-- Start --

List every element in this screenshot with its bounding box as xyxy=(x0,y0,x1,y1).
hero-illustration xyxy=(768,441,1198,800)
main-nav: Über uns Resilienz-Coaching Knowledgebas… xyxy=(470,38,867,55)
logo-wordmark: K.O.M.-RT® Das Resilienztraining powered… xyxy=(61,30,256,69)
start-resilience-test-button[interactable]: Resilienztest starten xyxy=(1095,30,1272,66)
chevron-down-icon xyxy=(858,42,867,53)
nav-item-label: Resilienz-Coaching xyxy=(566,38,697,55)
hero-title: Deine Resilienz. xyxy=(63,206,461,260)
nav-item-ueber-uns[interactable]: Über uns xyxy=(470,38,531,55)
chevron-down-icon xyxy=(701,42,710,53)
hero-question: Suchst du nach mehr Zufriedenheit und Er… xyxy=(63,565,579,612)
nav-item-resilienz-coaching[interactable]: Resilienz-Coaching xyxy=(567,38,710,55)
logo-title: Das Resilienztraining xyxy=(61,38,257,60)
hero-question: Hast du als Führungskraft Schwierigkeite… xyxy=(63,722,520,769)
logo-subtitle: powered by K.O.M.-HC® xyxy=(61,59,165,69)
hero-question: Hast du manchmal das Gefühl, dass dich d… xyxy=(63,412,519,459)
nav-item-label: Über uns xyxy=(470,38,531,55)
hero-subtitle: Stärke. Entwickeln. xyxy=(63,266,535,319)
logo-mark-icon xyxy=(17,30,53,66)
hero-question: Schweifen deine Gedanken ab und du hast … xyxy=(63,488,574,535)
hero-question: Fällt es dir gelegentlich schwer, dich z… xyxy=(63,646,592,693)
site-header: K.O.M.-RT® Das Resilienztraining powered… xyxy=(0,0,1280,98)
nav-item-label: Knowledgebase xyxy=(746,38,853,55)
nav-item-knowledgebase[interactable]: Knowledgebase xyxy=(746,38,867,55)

-- End --

▶ _GIVEN EXERCISE_: Reproduce the records with "chevron-down-icon" switched to "caret-down-icon" everywhere it appears, keeping everything else the same.

▶ _RESULT_:
List every element in this screenshot with its bounding box as xyxy=(x0,y0,x1,y1).
hero-illustration xyxy=(768,441,1198,800)
main-nav: Über uns Resilienz-Coaching Knowledgebas… xyxy=(470,38,867,55)
logo-wordmark: K.O.M.-RT® Das Resilienztraining powered… xyxy=(61,30,256,69)
start-resilience-test-button[interactable]: Resilienztest starten xyxy=(1095,30,1272,66)
caret-down-icon xyxy=(858,42,867,53)
nav-item-label: Resilienz-Coaching xyxy=(566,38,697,55)
hero-title: Deine Resilienz. xyxy=(63,206,461,260)
nav-item-ueber-uns[interactable]: Über uns xyxy=(470,38,531,55)
caret-down-icon xyxy=(701,42,710,53)
hero-question: Suchst du nach mehr Zufriedenheit und Er… xyxy=(63,565,579,612)
nav-item-resilienz-coaching[interactable]: Resilienz-Coaching xyxy=(567,38,710,55)
logo-title: Das Resilienztraining xyxy=(61,38,257,60)
hero-question: Hast du als Führungskraft Schwierigkeite… xyxy=(63,722,520,769)
logo-subtitle: powered by K.O.M.-HC® xyxy=(61,59,165,69)
hero-question: Hast du manchmal das Gefühl, dass dich d… xyxy=(63,412,519,459)
nav-item-label: Über uns xyxy=(470,38,531,55)
hero-subtitle: Stärke. Entwickeln. xyxy=(63,266,535,319)
logo-mark-icon xyxy=(17,30,53,66)
hero-question: Schweifen deine Gedanken ab und du hast … xyxy=(63,488,574,535)
hero-question: Fällt es dir gelegentlich schwer, dich z… xyxy=(63,646,592,693)
site-header: K.O.M.-RT® Das Resilienztraining powered… xyxy=(0,0,1280,98)
nav-item-label: Knowledgebase xyxy=(746,38,853,55)
nav-item-knowledgebase[interactable]: Knowledgebase xyxy=(746,38,867,55)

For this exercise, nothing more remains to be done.